## Written exercise
Gather all lines in the data that hold the string "della".

___ Records provided ___

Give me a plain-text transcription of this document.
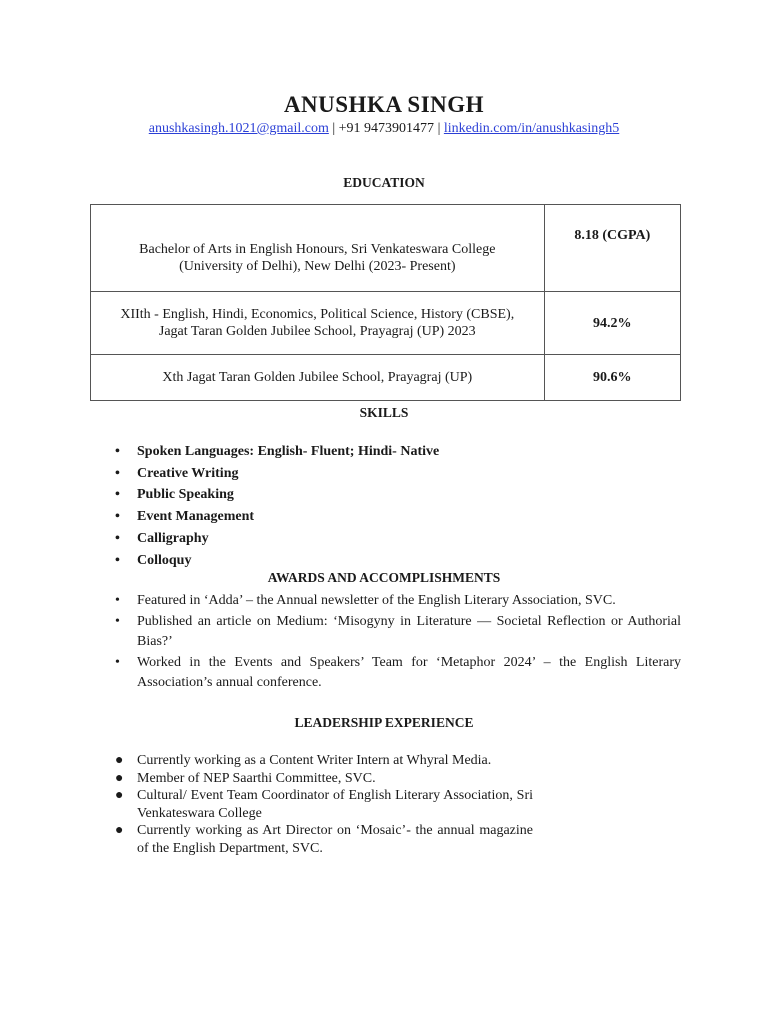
ANUSHKA SINGH
anushkasingh.1021@gmail.com | +91 9473901477 | linkedin.com/in/anushkasingh5
EDUCATION
Bachelor of Arts in English Honours, Sri Venkateswara College
(University of Delhi), New Delhi (2023- Present)	8.18 (CGPA)

XIIth - English, Hindi, Economics, Political Science, History (CBSE),
Jagat Taran Golden Jubilee School, Prayagraj (UP) 2023	94.2%

Xth Jagat Taran Golden Jubilee School, Prayagraj (UP)	90.6%
SKILLS
• Spoken Languages: English- Fluent; Hindi- Native
• Creative Writing
• Public Speaking
• Event Management
• Calligraphy
• Colloquy
AWARDS AND ACCOMPLISHMENTS
• Featured in ‘Adda’ – the Annual newsletter of the English Literary Association, SVC.
• Published an article on Medium: ‘Misogyny in Literature — Societal Reflection or Authorial Bias?’
• Worked in the Events and Speakers’ Team for ‘Metaphor 2024’ – the English Literary Association’s annual conference.
LEADERSHIP EXPERIENCE
● Currently working as a Content Writer Intern at Whyral Media.
● Member of NEP Saarthi Committee, SVC.
● Cultural/ Event Team Coordinator of English Literary Association, Sri Venkateswara College
● Currently working as Art Director on ‘Mosaic’- the annual magazine of the English Department, SVC.
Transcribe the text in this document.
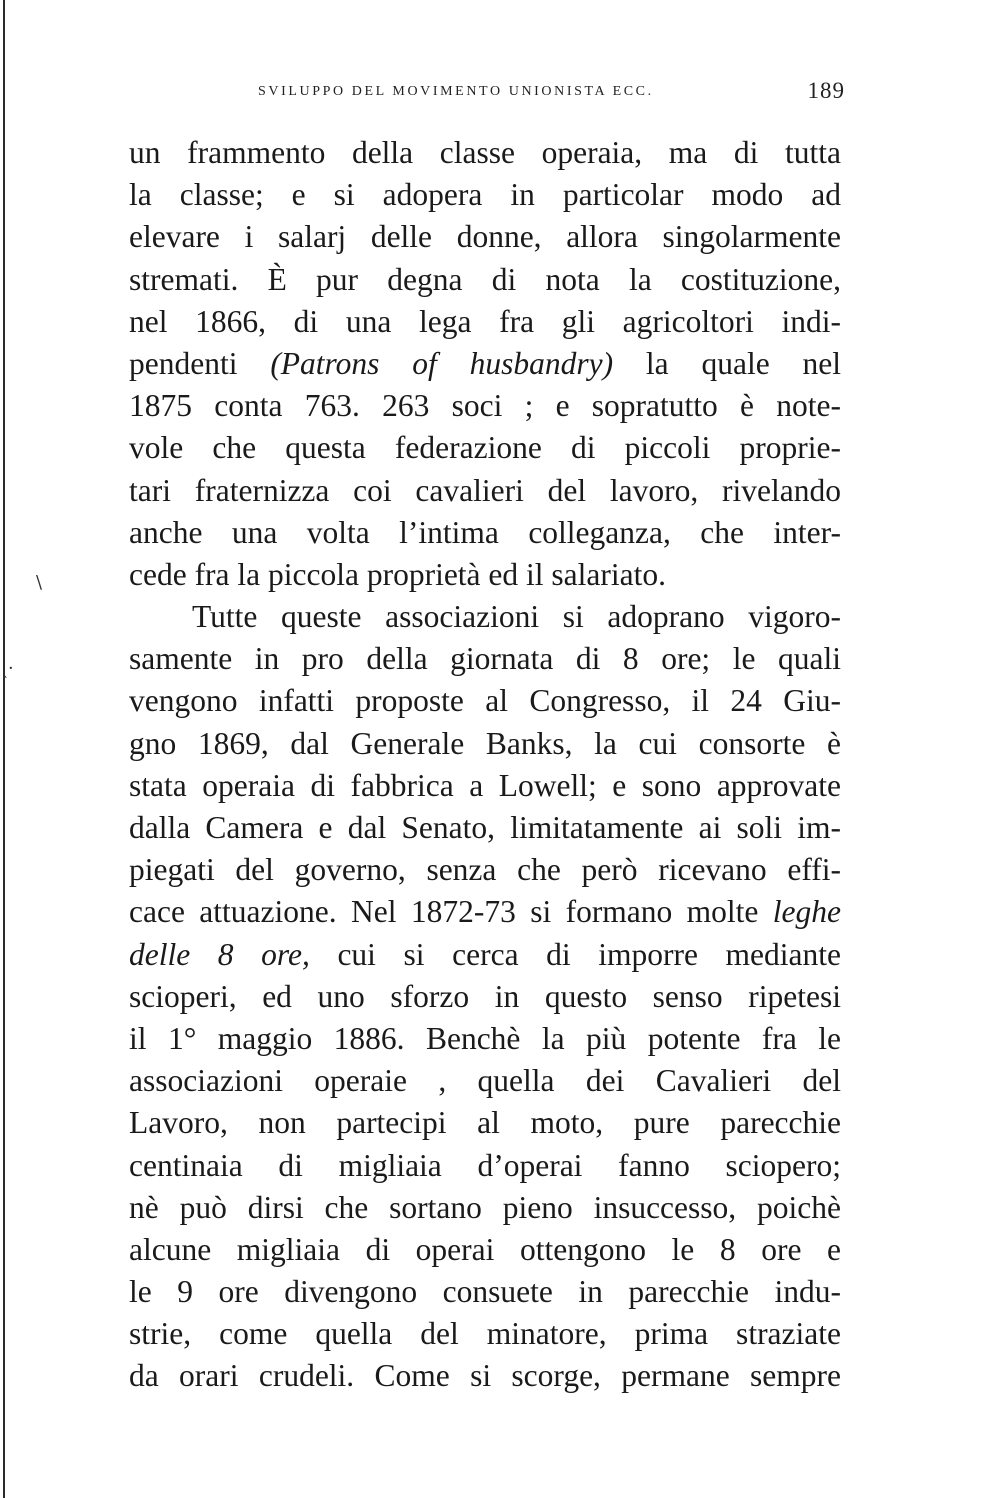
\
ˏ·
SVILUPPO DEL MOVIMENTO UNIONISTA ECC.	189
un frammento della classe operaia, ma di tutta
la classe; e si adopera in particolar modo ad
elevare i salarj delle donne, allora singolarmente
stremati. È pur degna di nota la costituzione,
nel 1866, di una lega fra gli agricoltori indi-
pendenti (Patrons of husbandry) la quale nel
1875 conta 763. 263 soci ; e sopratutto è note-
vole che questa federazione di piccoli proprie-
tari fraternizza coi cavalieri del lavoro, rivelando
anche una volta l’intima colleganza, che inter-
cede fra la piccola proprietà ed il salariato.
Tutte queste associazioni si adoprano vigoro-
samente in pro della giornata di 8 ore; le quali
vengono infatti proposte al Congresso, il 24 Giu-
gno 1869, dal Generale Banks, la cui consorte è
stata operaia di fabbrica a Lowell; e sono approvate
dalla Camera e dal Senato, limitatamente ai soli im-
piegati del governo, senza che però ricevano effi-
cace attuazione. Nel 1872-73 si formano molte leghe
delle 8 ore, cui si cerca di imporre mediante
scioperi, ed uno sforzo in questo senso ripetesi
il 1° maggio 1886. Benchè la più potente fra le
associazioni operaie , quella dei Cavalieri del
Lavoro, non partecipi al moto, pure parecchie
centinaia di migliaia d’operai fanno sciopero;
nè può dirsi che sortano pieno insuccesso, poichè
alcune migliaia di operai ottengono le 8 ore e
le 9 ore divengono consuete in parecchie indu-
strie, come quella del minatore, prima straziate
da orari crudeli. Come si scorge, permane sempre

___

## Result
un frammento della classe operaia, ma di tutta
samente in pro della giornata di 8 ore; le quali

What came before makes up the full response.